[SHORT PROBLEM A]
Lay out the entries from the line with "Patent image size: (994, 776)." up to and including the line with "The first antenna 20 is at (367, 470)." as a Markdown table with the columns Number and Entry Line. Give each line its own numbered row and leave out blank lines.

[PASSAGE GIVEN]
==============================
Re: [PATCH 2/5] vfs: Add tracepoints for inode_excl_inuse_trylock/unlock

From: David Howells
Date: Tue Feb 01 2022 - 05:44:28 EST


I forgot to add the tracepoint header to the commit.

David
---
commit c8cefa2ac359254ecebfb20dcd0676bf9a167277
Author: David Howells <dhowells@xxxxxxxxxx>
Date: Mon Jan 31 11:52:44 2022 +0000

vfs: Add tracepoints for inode_excl_inuse_trylock/unlock

Add tracepoints for inode_excl_inuse_trylock/unlock() to record successful
and lock, failed lock, successful unlock and unlock when it wasn't locked.

Signed-off-by: David Howells <dhowells@xxxxxxxxxx>
cc: Amir Goldstein <amir73il@xxxxxxxxx>
cc: Miklos Szeredi <miklos@xxxxxxxxxx>
cc: linux-unionfs@xxxxxxxxxxxxxxx
cc: linux-cachefs@xxxxxxxxxx

diff --git a/fs/inode.c b/fs/inode.c
index 954719f66113..61b93a89853f 100644
--- a/fs/inode.c
+++ b/fs/inode.c
@@ -22,6 +22,8 @@
#include <linux/iversion.h>
#include <trace/events/writeback.h>
#include "internal.h"
+#define CREATE_TRACE_POINTS
+#include <trace/events/vfs.h>

/*
* Inode locking rules:
@@ -2409,11 +2411,14 @@ EXPORT_SYMBOL(current_time);
/**
* inode_excl_inuse_trylock - Try to exclusively lock an inode for kernel access
* @dentry: Reference to the inode to be locked
+ * @o: Private reference for the kernel service
+ * @who: Which kernel service is trying to gain the lock
*
* Try to gain exclusive access to an inode for a kernel service, returning
* true if successful.
*/
-bool inode_excl_inuse_trylock(struct dentry *dentry)
+bool inode_excl_inuse_trylock(struct dentry *dentry, unsigned int o,
+ enum inode_excl_inuse_by who)
{
struct inode *inode = d_inode(dentry);
bool locked = false;
@@ -2421,7 +2426,10 @@ bool inode_excl_inuse_trylock(struct dentry *dentry)
spin_lock(&inode->i_lock);
if (!(inode->i_state & I_EXCL_INUSE)) {
inode->i_state |= I_EXCL_INUSE;
+ trace_inode_excl_inuse_lock(inode, o, who);
locked = true;
+ } else {
+ trace_inode_excl_inuse_lock_failed(inode, o, who);
}
spin_unlock(&inode->i_lock);

@@ -2432,18 +2440,23 @@ EXPORT_SYMBOL(inode_excl_inuse_trylock);
/**
* inode_excl_inuse_unlock - Unlock exclusive kernel access to an inode
* @dentry: Reference to the inode to be unlocked
+ * @o: Private reference for the kernel service
*
* Drop exclusive access to an inode for a kernel service. A warning is given
* if the inode was not marked for exclusive access.
==============================
[ENTRIES SUPPLIED]
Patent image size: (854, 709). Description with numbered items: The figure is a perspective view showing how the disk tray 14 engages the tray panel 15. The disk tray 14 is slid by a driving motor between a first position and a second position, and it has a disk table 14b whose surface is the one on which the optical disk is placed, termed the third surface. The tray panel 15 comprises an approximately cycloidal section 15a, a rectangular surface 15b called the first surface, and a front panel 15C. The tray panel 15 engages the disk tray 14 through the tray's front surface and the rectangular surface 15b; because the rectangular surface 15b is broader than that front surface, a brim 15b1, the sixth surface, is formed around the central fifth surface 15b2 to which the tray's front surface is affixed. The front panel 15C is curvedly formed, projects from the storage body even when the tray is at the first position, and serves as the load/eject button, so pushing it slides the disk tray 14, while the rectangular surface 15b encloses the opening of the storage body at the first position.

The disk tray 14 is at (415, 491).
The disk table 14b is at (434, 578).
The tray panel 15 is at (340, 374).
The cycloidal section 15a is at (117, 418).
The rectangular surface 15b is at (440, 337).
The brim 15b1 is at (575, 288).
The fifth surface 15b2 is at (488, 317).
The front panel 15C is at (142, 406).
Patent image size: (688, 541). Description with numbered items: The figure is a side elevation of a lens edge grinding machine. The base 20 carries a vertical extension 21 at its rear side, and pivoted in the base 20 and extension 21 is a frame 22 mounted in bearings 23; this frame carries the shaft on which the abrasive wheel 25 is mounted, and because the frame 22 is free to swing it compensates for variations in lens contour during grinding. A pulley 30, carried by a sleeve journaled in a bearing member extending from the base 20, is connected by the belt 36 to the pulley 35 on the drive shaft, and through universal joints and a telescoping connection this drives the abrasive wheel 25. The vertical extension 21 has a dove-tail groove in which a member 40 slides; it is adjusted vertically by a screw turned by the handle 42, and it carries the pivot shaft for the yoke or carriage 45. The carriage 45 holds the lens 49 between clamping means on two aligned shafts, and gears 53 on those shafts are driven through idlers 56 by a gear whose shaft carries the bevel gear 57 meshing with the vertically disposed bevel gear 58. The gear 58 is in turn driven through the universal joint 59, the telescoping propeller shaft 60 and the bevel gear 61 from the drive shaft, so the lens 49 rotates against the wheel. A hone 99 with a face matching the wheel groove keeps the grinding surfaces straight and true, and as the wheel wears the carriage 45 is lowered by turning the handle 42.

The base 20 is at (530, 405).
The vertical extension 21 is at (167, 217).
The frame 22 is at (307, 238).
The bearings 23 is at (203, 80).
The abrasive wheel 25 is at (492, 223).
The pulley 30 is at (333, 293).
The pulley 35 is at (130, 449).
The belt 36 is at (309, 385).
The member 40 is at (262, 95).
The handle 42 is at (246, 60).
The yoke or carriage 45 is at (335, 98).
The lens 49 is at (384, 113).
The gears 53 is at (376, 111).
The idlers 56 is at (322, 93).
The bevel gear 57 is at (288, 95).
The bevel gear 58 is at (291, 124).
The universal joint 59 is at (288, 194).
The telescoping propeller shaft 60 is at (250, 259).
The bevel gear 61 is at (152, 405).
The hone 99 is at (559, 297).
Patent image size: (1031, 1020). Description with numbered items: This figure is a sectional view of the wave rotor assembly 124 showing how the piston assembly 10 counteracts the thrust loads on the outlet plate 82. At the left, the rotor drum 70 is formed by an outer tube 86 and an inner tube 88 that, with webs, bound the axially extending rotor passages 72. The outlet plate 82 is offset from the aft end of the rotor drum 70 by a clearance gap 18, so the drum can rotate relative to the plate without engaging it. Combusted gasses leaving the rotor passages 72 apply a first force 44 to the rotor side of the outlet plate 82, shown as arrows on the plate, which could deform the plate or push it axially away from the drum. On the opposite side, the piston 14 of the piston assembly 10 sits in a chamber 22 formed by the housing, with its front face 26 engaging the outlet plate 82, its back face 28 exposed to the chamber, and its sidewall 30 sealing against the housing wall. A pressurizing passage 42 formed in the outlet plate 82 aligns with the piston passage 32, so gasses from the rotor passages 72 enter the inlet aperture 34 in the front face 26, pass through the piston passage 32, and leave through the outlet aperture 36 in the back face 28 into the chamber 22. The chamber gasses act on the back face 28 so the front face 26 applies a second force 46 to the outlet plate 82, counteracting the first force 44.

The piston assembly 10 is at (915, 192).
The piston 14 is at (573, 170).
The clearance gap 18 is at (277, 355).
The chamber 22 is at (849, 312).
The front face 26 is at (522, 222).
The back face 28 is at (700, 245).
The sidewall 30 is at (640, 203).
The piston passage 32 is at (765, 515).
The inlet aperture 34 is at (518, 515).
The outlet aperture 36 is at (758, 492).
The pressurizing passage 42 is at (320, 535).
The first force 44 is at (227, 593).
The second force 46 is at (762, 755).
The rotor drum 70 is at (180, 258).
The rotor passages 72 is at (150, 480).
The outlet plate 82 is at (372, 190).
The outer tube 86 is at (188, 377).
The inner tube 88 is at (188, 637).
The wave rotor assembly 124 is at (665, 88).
==============================
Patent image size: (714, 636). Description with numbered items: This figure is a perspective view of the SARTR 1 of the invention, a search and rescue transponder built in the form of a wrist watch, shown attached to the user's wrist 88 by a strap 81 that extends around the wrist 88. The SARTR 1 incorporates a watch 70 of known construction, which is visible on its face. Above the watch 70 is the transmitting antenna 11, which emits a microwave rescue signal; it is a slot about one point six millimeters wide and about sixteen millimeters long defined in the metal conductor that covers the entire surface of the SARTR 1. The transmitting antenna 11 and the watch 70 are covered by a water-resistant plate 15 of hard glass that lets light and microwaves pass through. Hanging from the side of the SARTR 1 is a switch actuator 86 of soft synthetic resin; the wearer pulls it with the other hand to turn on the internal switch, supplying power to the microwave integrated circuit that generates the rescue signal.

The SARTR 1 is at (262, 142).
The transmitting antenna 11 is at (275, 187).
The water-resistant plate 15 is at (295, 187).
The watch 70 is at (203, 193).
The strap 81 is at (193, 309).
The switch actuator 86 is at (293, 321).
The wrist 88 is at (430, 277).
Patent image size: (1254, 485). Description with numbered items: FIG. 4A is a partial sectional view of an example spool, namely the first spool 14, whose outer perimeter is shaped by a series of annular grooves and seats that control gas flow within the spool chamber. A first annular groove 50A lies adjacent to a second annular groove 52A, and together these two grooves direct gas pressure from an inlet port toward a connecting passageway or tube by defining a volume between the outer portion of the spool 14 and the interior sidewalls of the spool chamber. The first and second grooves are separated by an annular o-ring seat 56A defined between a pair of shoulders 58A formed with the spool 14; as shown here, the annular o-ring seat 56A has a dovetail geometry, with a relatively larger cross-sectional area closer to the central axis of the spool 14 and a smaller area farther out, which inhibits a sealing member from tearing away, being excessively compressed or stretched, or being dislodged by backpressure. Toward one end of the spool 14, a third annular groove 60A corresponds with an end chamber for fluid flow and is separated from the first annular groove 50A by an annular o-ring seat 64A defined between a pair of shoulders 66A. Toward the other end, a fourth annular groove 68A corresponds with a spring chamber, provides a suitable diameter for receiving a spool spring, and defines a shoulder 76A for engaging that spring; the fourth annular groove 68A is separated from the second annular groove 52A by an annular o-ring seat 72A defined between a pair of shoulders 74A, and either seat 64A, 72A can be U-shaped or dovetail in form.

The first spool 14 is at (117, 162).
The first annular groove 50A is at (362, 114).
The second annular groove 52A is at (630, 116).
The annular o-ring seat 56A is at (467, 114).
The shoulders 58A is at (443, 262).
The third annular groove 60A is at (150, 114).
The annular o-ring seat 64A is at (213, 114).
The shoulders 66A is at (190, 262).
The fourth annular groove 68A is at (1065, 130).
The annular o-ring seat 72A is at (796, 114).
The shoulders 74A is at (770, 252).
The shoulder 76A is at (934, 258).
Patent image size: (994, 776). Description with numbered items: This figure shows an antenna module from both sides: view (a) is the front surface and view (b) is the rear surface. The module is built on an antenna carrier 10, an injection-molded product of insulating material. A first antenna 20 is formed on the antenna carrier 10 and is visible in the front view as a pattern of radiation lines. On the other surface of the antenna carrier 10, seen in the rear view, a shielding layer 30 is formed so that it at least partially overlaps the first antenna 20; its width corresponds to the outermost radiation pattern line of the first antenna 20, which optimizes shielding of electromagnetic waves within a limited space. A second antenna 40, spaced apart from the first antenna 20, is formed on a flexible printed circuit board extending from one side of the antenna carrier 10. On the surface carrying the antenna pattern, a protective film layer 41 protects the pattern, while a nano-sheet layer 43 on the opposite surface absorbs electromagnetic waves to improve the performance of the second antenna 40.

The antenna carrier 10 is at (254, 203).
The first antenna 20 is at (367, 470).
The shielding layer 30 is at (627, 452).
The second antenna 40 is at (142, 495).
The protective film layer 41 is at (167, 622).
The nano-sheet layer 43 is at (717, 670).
==============================
[SHORT PROBLEM B]
In the vfs tracepoint patch, which two parameters are added to inode_excl_inuse_trylock?

[WRITTEN ANSWER A]
| Number | Entry Line |
|---|---|
| 1 | Patent image size: (994, 776). Description with numbered items: This figure shows an antenna module from both sides: view (a) is the front surface and view (b) is the rear surface. The module is built on an antenna carrier 10, an injection-molded product of insulating material. A first antenna 20 is formed on the antenna carrier 10 and is visible in the front view as a pattern of radiation lines. On the other surface of the antenna carrier 10, seen in the rear view, a shielding layer 30 is formed so that it at least partially overlaps the first antenna 20; its width corresponds to the outermost radiation pattern line of the first antenna 20, which optimizes shielding of electromagnetic waves within a limited space. A second antenna 40, spaced apart from the first antenna 20, is formed on a flexible printed circuit board extending from one side of the antenna carrier 10. On the surface carrying the antenna pattern, a protective film layer 41 protects the pattern, while a nano-sheet layer 43 on the opposite surface absorbs electromagnetic waves to improve the performance of the second antenna 40. |
| 2 | The antenna carrier 10 is at (254, 203). |
| 3 | The first antenna 20 is at (367, 470). |

[WRITTEN ANSWER B]
An unsigned int o, described as a private reference for the kernel service, and an enum inode_excl_inuse_by who, which says which kernel service is trying to gain the lock.